**Given problem:**
In the entries below, find every line with "Grande" and copy it.

**Dataset rows:**
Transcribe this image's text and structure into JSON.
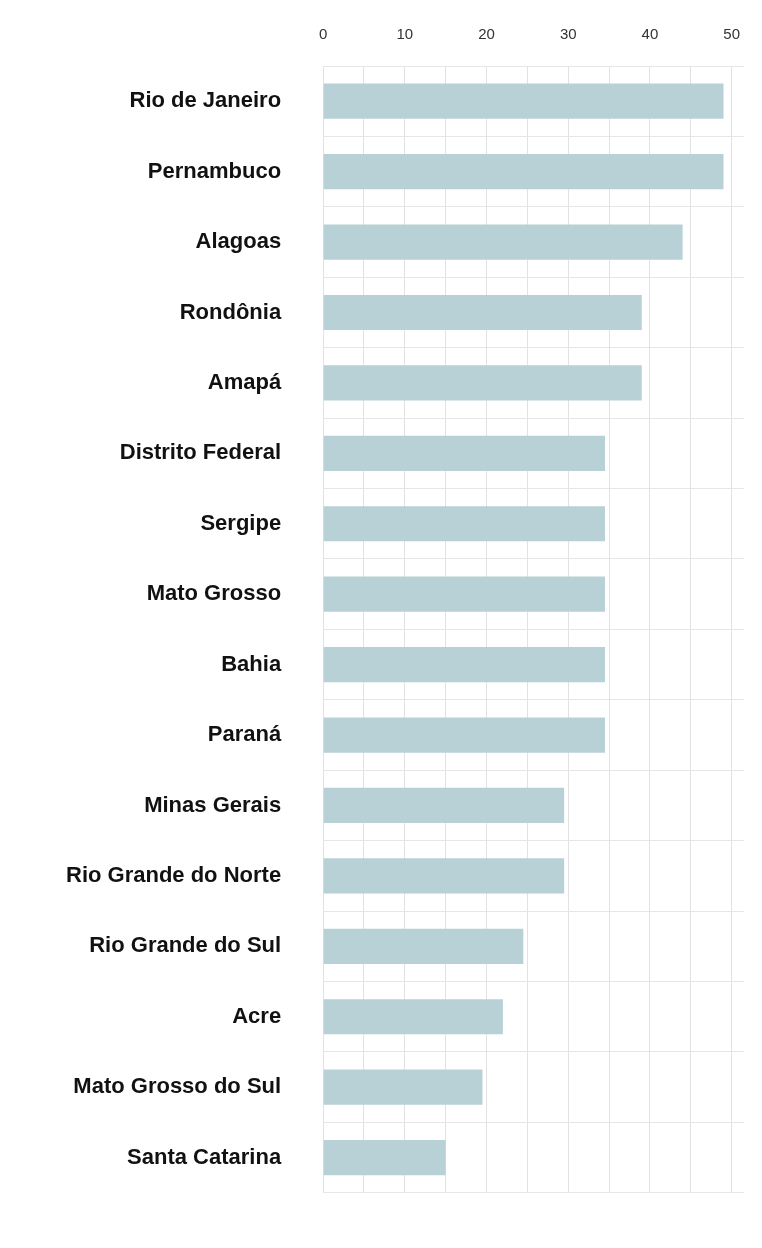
{
  "chart_data": {
    "type": "bar",
    "orientation": "horizontal",
    "categories": [
      "Rio de Janeiro",
      "Pernambuco",
      "Alagoas",
      "Rondônia",
      "Amapá",
      "Distrito Federal",
      "Sergipe",
      "Mato Grosso",
      "Bahia",
      "Paraná",
      "Minas Gerais",
      "Rio Grande do Norte",
      "Rio Grande do Sul",
      "Acre",
      "Mato Grosso do Sul",
      "Santa Catarina"
    ],
    "values": [
      49,
      49,
      44,
      39,
      39,
      34.5,
      34.5,
      34.5,
      34.5,
      34.5,
      29.5,
      29.5,
      24.5,
      22,
      19.5,
      15
    ],
    "color": "#b8d1d6",
    "xlim": [
      0,
      51.5
    ],
    "xticks": [
      0,
      {
        "value": 5,
        "label": null
      },
      10,
      {
        "value": 15,
        "label": null
      },
      20,
      {
        "value": 25,
        "label": null
      },
      30,
      {
        "value": 35,
        "label": null
      },
      40,
      {
        "value": 45,
        "label": null
      },
      50
    ],
    "grid": true
  }
}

**Solution below:**
      "Rio Grande do Norte",
      "Rio Grande do Sul",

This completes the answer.